*EXERCISE INSTRUCTIONS*
State how many lines in these records contain the word "this", and nothing else.

*RAW RECORDS*
------------------------
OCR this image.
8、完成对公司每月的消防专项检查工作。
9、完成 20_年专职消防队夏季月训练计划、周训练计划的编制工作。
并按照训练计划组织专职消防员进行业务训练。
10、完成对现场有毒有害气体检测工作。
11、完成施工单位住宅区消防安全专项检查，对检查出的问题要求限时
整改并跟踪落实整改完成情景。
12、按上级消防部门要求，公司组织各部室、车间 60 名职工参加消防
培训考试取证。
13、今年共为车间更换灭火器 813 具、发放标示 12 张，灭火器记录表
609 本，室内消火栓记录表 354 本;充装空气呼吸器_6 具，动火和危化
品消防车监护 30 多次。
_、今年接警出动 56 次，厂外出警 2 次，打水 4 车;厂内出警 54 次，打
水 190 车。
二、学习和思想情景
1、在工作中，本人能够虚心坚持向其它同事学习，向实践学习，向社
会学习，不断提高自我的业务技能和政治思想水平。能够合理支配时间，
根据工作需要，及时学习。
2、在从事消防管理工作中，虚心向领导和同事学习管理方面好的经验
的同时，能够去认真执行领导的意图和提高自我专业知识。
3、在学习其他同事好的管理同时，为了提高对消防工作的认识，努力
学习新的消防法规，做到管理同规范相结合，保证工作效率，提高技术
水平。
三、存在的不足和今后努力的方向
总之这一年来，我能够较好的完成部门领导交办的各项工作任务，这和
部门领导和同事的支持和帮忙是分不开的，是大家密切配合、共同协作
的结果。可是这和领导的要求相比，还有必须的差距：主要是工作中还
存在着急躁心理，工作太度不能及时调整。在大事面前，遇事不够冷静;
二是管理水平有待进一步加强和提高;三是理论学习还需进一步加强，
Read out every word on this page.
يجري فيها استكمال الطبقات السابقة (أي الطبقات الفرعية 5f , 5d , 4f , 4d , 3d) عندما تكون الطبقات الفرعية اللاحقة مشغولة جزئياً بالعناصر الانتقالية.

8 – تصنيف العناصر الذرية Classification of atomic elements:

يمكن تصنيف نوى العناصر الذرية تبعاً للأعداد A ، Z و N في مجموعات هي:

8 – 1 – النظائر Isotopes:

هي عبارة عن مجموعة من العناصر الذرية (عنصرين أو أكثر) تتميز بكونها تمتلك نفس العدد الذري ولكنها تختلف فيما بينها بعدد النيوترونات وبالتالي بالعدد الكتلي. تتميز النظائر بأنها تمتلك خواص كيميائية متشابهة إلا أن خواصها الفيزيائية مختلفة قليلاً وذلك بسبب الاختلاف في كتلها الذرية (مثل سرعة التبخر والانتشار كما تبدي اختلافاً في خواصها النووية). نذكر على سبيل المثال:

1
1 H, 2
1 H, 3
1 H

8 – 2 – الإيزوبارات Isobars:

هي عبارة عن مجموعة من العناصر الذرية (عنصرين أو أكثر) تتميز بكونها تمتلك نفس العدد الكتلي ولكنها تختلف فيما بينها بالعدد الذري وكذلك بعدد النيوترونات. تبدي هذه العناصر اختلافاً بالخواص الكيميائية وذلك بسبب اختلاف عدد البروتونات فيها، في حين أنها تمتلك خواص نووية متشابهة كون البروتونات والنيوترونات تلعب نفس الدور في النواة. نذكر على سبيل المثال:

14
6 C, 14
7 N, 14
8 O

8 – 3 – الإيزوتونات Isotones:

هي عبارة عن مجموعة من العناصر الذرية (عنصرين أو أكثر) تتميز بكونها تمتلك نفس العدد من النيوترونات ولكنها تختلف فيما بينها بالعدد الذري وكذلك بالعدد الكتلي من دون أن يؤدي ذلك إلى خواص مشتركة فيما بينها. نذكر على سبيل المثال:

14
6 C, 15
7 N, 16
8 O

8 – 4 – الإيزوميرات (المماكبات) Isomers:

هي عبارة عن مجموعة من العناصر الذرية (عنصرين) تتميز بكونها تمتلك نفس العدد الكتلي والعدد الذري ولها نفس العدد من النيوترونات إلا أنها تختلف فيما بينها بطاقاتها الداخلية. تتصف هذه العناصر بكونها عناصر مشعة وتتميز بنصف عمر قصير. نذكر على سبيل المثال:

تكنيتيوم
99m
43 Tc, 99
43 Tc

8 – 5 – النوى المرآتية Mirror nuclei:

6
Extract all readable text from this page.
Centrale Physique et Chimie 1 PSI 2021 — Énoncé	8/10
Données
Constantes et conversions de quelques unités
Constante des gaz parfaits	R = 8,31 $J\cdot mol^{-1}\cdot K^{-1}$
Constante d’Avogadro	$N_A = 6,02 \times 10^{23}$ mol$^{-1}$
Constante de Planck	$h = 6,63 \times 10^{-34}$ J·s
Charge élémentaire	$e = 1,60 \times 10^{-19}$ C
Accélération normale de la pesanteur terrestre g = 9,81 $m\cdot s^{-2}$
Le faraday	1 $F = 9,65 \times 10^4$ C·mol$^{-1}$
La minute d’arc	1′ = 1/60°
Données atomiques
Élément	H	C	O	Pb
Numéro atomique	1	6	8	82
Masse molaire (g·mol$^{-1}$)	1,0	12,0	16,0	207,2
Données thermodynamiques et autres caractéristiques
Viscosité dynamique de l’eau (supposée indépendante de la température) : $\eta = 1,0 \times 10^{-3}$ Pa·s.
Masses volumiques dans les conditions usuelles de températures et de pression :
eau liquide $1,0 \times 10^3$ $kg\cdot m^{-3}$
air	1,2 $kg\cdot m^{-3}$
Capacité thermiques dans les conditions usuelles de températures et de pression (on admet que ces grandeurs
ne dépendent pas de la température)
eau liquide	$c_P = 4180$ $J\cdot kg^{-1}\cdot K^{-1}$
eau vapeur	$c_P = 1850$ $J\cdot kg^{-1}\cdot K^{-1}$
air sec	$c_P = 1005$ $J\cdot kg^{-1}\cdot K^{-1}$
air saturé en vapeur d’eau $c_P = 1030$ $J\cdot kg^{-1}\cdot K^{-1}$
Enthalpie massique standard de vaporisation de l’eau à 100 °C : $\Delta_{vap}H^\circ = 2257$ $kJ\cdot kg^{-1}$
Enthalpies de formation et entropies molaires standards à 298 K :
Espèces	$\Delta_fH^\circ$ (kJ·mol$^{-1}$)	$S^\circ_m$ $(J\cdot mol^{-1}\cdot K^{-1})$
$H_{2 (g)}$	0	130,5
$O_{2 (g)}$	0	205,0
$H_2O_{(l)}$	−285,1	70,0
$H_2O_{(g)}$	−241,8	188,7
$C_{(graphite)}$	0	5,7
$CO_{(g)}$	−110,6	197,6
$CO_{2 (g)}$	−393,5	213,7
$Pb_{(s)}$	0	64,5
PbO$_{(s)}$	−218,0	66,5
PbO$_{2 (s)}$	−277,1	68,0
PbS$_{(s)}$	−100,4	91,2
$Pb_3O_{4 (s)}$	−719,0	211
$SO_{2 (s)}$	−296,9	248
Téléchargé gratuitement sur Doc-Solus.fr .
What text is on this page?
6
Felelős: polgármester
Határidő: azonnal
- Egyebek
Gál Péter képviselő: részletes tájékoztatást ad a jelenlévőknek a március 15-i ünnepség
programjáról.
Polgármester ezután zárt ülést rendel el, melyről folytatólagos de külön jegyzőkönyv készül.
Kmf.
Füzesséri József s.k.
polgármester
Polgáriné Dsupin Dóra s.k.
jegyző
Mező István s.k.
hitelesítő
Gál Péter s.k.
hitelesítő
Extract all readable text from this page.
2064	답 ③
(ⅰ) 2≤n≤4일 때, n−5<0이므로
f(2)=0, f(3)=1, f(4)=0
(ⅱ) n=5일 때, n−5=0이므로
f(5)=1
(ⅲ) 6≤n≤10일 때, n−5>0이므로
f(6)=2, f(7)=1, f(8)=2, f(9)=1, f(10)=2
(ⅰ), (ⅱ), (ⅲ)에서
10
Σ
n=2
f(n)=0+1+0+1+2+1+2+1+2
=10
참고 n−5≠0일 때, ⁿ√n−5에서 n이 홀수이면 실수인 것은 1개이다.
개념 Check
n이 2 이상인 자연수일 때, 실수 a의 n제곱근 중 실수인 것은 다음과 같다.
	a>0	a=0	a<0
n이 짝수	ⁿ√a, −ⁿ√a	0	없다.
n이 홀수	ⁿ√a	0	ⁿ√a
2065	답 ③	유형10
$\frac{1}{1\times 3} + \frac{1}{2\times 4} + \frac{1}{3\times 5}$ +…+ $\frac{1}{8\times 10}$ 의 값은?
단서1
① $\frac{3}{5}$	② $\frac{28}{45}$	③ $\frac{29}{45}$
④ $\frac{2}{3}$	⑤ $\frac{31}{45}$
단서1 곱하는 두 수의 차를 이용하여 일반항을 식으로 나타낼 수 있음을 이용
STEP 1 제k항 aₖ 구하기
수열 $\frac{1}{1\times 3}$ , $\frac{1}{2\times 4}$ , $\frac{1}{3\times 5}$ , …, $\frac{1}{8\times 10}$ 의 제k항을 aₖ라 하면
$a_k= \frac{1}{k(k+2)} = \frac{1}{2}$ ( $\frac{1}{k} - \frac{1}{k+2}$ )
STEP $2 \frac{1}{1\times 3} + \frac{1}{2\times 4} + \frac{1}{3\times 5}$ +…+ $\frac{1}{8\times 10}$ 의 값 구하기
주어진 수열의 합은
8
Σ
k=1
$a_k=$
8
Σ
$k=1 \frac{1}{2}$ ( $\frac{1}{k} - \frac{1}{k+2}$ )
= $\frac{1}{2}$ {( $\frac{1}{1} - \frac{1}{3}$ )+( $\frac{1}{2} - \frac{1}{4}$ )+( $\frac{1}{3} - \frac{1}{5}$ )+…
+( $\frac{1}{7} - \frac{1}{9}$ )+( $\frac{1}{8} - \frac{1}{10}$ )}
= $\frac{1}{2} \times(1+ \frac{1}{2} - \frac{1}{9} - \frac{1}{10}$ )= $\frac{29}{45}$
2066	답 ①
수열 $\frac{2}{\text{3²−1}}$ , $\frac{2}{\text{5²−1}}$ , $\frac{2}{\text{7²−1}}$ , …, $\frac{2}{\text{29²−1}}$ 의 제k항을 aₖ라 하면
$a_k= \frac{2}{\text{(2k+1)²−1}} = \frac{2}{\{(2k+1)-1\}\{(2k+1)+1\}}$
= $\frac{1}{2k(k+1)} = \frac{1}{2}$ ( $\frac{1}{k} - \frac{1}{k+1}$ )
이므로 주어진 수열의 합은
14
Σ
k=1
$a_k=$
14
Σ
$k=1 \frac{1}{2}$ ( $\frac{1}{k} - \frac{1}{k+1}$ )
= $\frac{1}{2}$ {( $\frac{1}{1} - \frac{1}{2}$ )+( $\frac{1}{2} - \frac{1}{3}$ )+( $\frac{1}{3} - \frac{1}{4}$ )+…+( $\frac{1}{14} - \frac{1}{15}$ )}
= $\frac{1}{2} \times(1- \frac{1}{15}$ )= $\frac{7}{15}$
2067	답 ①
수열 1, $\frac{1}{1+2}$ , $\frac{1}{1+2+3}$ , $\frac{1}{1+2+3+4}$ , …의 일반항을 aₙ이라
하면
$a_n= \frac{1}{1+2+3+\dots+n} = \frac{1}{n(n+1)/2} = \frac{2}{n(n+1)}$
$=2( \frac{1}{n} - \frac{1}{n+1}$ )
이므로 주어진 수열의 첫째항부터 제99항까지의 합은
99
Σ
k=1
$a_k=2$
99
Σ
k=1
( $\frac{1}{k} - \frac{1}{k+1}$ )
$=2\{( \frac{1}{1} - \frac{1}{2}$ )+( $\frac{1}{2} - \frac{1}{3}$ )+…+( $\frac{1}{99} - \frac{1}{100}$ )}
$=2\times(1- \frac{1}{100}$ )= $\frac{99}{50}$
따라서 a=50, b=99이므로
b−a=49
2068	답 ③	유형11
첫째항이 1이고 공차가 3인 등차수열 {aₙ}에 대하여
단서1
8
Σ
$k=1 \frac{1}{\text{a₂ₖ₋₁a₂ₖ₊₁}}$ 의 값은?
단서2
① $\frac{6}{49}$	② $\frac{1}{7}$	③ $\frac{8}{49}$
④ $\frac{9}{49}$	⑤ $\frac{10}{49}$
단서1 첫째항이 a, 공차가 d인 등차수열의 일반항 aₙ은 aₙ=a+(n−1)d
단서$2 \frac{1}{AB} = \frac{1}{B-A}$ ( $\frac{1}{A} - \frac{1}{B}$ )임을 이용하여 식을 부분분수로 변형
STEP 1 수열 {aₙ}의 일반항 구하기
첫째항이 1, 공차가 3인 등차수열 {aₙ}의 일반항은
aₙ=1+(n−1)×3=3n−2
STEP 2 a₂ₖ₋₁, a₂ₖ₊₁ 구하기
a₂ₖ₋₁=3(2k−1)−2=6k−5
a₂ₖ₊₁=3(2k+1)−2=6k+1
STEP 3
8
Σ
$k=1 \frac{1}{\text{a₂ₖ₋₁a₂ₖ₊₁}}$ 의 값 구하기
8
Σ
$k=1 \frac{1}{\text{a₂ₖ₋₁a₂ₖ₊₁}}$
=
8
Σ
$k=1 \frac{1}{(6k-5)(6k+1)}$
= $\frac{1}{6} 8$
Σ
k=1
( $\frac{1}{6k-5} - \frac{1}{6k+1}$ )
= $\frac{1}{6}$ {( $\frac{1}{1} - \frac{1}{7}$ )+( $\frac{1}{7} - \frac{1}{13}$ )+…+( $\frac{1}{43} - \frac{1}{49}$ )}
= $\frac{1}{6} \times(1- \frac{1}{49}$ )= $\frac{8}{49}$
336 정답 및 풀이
------------------------
*PROBLEM SOLUTION*
5